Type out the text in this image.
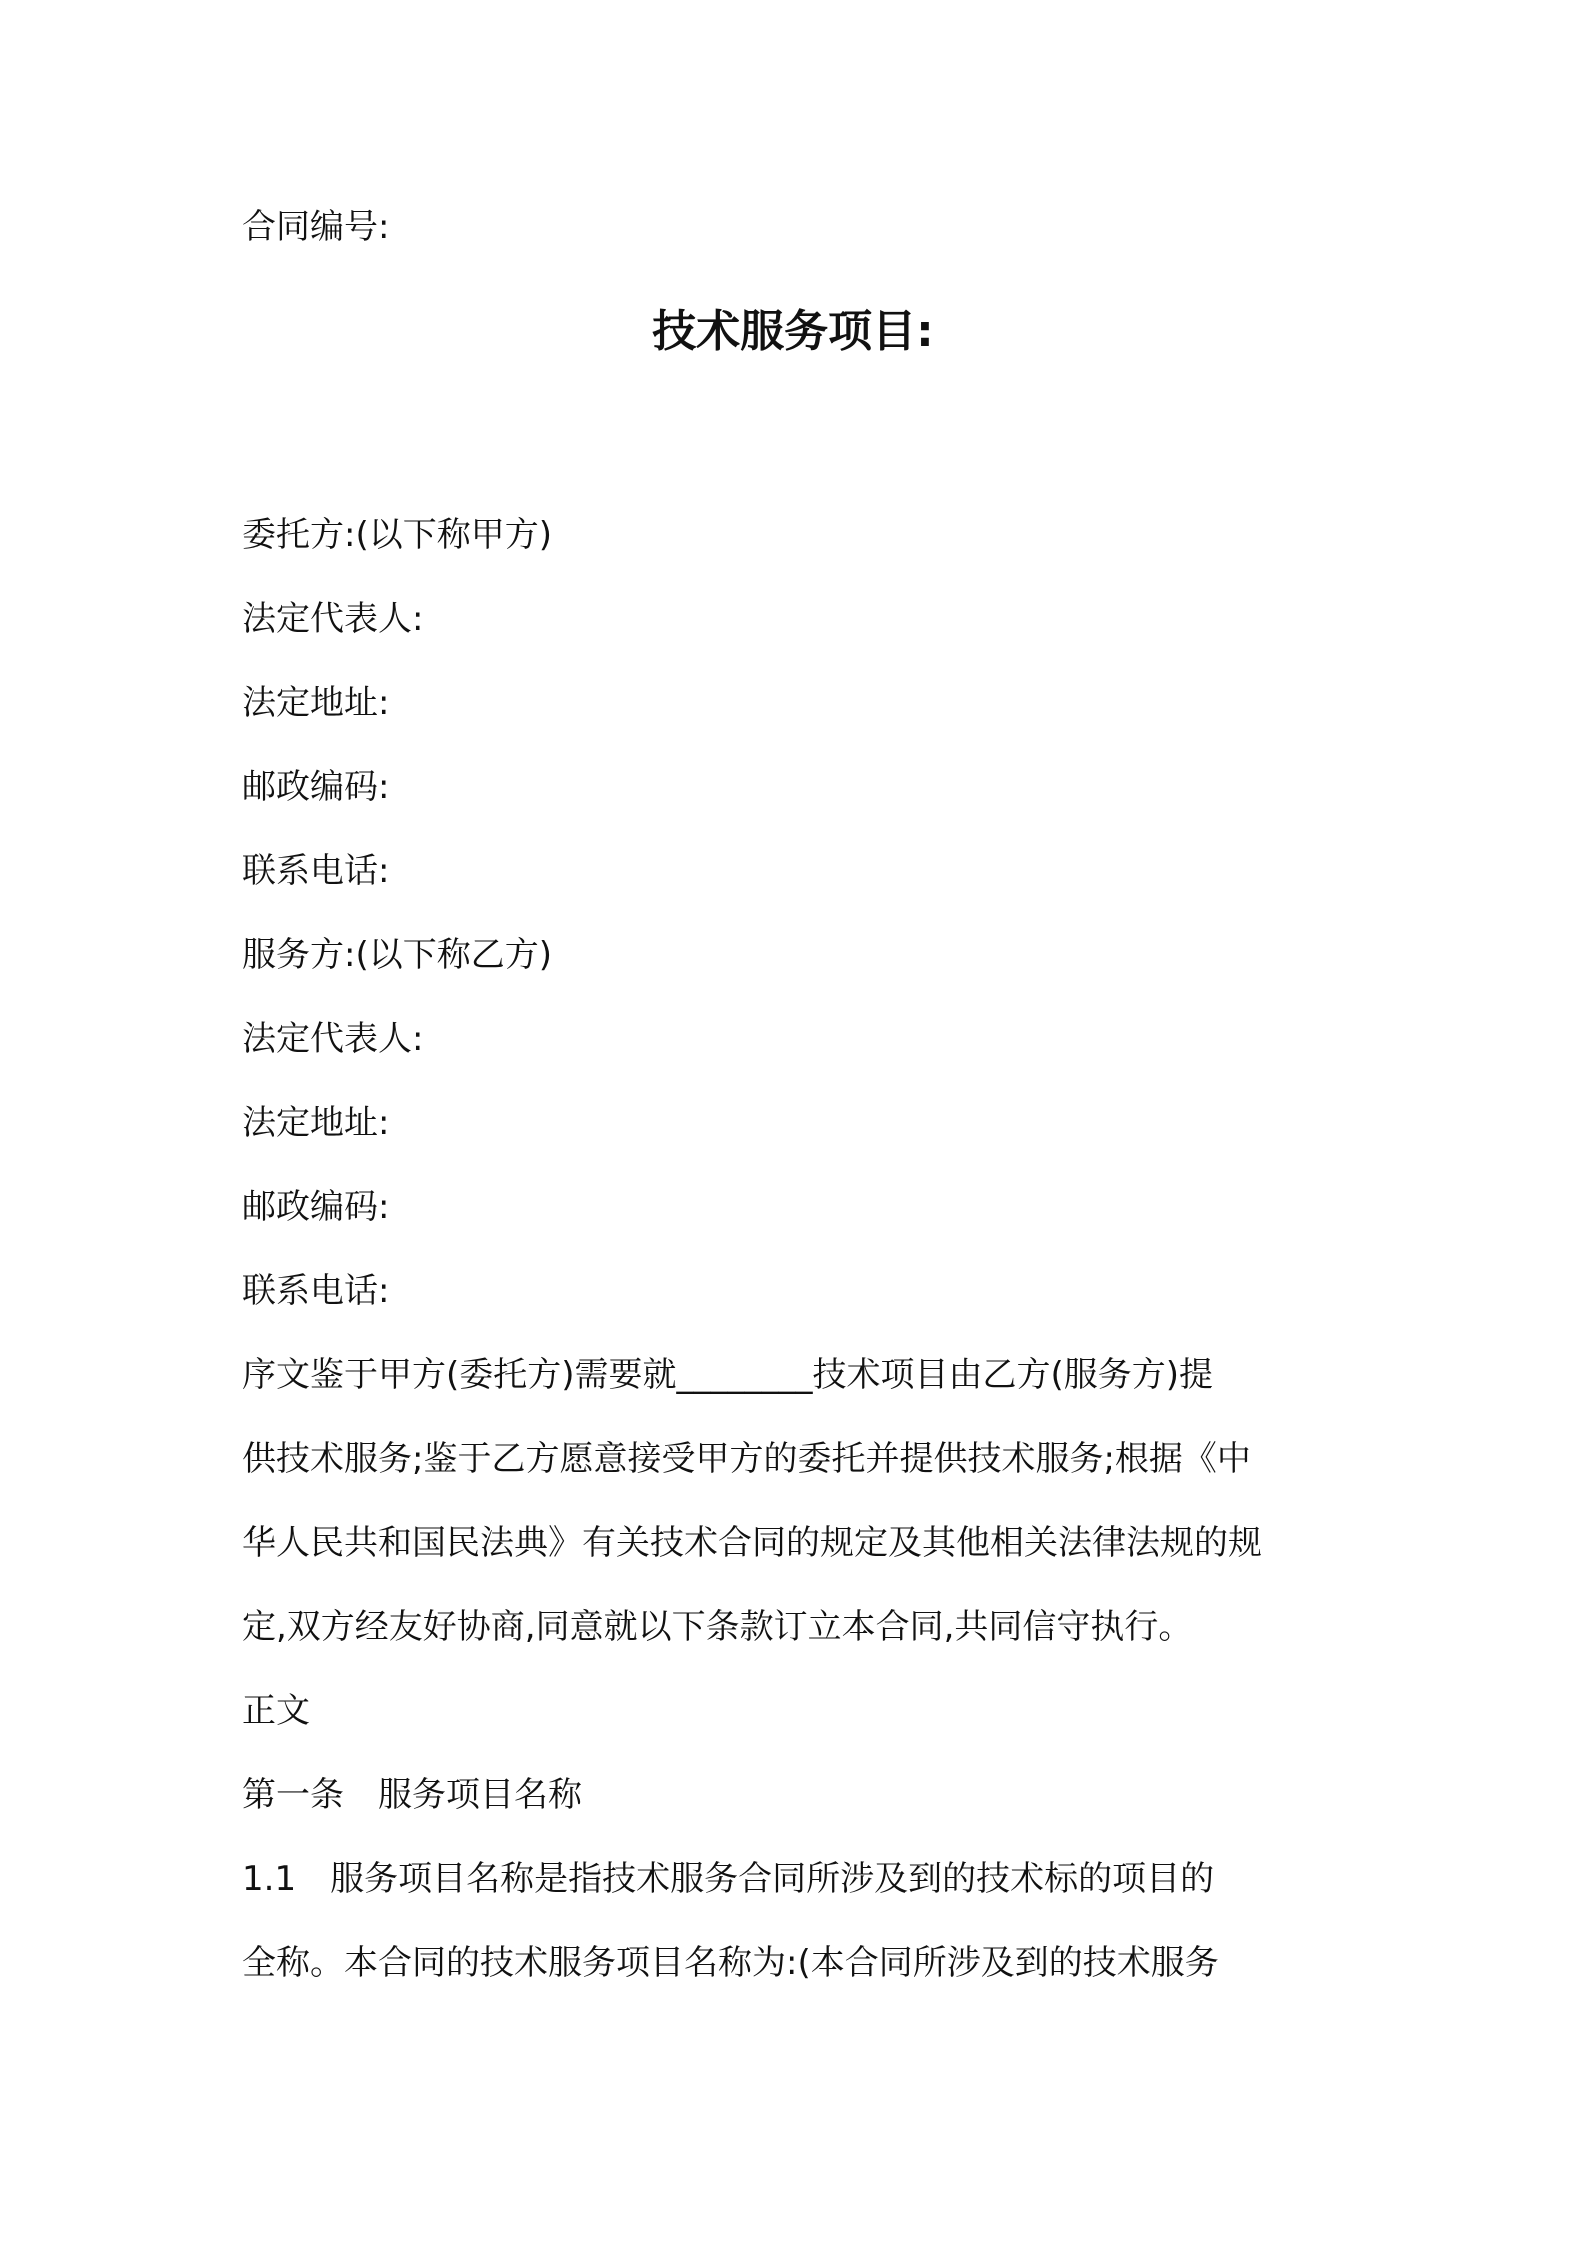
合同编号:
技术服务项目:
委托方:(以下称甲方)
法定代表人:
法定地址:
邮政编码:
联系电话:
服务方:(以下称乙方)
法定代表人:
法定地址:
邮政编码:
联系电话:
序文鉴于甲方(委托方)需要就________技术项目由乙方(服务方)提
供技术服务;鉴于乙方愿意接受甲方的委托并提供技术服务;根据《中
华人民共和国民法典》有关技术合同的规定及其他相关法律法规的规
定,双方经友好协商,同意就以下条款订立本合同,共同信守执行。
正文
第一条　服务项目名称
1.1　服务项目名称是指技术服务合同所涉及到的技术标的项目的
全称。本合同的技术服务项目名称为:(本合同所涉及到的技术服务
# # # # # # #
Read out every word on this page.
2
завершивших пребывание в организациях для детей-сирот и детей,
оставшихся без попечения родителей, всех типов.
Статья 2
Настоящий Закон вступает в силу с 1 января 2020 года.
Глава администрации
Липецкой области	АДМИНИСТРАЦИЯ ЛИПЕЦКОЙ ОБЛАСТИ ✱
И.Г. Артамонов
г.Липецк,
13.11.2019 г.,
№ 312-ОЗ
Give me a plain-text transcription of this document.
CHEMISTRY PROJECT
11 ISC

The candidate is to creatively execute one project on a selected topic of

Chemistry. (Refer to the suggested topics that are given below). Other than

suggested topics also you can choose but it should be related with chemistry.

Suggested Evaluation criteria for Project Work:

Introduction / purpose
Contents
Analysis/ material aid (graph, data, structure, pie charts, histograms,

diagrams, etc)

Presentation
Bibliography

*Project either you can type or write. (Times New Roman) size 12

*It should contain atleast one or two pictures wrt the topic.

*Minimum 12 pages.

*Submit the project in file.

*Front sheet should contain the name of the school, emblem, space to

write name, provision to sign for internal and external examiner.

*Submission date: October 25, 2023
# # # # # # #
→ **Problem to work on**
Search the data for the word "text" and copy each line where it appears.

→ **The response**
Type out the text in this image.
Give me a plain-text transcription of this document.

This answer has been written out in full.